The data
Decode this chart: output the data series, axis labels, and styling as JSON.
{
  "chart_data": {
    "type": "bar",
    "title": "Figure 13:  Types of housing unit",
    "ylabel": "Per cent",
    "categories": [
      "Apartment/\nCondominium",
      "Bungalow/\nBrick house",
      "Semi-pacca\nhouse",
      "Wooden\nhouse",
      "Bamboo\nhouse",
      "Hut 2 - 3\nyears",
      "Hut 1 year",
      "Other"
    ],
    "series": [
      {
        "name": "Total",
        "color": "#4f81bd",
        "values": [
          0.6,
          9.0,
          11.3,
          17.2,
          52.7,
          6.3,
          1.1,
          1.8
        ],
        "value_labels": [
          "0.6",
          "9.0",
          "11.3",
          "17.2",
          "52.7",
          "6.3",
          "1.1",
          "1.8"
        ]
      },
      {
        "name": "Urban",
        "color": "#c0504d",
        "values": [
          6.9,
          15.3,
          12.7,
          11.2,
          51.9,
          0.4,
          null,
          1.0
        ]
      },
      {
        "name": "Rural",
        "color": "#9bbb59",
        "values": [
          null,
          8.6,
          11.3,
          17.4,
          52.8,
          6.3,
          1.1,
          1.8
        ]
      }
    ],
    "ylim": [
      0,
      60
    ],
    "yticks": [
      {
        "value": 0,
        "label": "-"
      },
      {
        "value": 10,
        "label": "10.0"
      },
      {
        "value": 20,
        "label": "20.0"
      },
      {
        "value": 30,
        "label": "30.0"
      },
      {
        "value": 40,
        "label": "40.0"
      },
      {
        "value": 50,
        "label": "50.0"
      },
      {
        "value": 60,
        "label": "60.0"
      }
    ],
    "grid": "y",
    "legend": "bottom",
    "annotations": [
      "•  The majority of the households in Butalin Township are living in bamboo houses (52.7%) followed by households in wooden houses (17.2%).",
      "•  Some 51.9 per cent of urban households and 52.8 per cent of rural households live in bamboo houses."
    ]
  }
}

* * *

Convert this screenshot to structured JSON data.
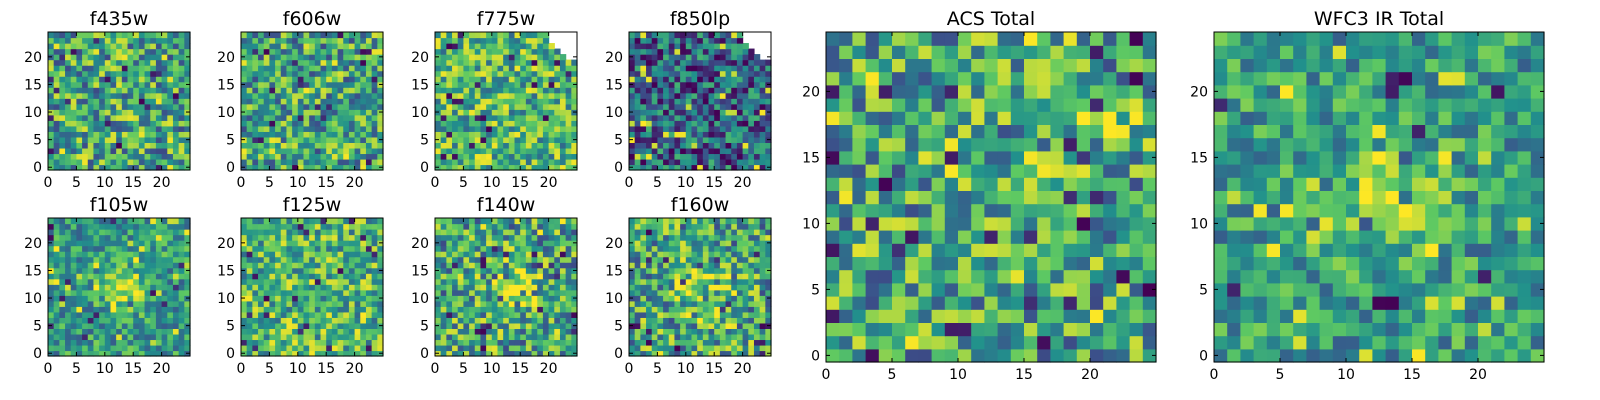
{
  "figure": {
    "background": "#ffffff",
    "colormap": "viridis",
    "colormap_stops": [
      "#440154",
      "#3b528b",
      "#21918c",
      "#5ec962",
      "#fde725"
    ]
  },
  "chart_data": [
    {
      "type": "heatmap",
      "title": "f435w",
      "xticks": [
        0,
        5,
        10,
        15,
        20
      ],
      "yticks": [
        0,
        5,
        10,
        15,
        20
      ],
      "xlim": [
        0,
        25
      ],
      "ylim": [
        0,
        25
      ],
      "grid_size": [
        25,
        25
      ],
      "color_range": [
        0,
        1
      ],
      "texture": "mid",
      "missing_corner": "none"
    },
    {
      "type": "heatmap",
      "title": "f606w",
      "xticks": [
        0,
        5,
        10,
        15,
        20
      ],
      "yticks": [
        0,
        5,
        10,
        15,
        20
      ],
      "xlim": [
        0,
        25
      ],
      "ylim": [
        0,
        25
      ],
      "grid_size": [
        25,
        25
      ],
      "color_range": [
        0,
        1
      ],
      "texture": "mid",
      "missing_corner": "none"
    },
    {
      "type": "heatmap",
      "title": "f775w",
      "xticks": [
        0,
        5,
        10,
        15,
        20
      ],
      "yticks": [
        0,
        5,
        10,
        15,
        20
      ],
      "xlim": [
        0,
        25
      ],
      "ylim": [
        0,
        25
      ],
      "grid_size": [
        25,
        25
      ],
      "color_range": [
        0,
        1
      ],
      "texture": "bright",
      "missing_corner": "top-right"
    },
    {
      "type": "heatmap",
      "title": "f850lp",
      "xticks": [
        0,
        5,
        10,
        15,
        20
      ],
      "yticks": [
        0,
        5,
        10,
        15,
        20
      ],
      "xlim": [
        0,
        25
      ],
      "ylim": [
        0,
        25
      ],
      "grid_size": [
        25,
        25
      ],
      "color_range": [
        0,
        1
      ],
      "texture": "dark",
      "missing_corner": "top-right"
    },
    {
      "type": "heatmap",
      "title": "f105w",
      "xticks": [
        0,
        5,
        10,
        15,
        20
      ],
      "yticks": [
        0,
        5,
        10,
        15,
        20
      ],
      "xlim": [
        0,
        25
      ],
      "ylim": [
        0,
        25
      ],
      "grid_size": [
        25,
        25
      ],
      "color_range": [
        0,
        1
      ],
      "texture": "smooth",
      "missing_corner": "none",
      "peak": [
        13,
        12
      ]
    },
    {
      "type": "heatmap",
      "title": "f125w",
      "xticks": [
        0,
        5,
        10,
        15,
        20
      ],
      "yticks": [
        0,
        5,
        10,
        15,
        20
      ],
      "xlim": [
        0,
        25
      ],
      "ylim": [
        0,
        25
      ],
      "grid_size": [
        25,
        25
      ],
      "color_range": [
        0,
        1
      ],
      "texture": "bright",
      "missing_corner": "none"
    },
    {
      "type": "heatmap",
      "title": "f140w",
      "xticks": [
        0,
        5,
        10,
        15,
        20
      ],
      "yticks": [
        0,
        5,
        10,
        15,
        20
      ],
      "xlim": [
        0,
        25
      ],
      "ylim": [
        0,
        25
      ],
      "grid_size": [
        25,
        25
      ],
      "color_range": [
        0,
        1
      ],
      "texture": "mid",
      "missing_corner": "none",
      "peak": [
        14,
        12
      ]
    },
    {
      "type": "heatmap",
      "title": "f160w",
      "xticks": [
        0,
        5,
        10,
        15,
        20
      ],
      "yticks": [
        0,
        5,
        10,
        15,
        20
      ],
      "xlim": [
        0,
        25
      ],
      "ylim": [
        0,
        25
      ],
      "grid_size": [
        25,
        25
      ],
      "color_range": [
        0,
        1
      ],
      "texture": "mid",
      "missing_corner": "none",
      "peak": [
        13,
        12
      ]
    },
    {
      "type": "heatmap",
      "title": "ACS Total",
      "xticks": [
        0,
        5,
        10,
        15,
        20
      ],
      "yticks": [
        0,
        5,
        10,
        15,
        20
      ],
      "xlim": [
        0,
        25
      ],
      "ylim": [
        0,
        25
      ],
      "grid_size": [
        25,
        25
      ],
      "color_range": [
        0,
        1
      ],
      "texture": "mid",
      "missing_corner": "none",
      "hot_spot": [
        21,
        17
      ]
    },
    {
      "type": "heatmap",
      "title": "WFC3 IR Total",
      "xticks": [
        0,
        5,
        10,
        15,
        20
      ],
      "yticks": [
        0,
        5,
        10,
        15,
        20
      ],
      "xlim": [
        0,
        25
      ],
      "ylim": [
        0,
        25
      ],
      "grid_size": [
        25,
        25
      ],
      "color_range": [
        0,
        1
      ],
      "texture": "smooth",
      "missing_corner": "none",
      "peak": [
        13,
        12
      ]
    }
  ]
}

What is expected
Write only the number of lines in the data above that include "JSON".

Result below
2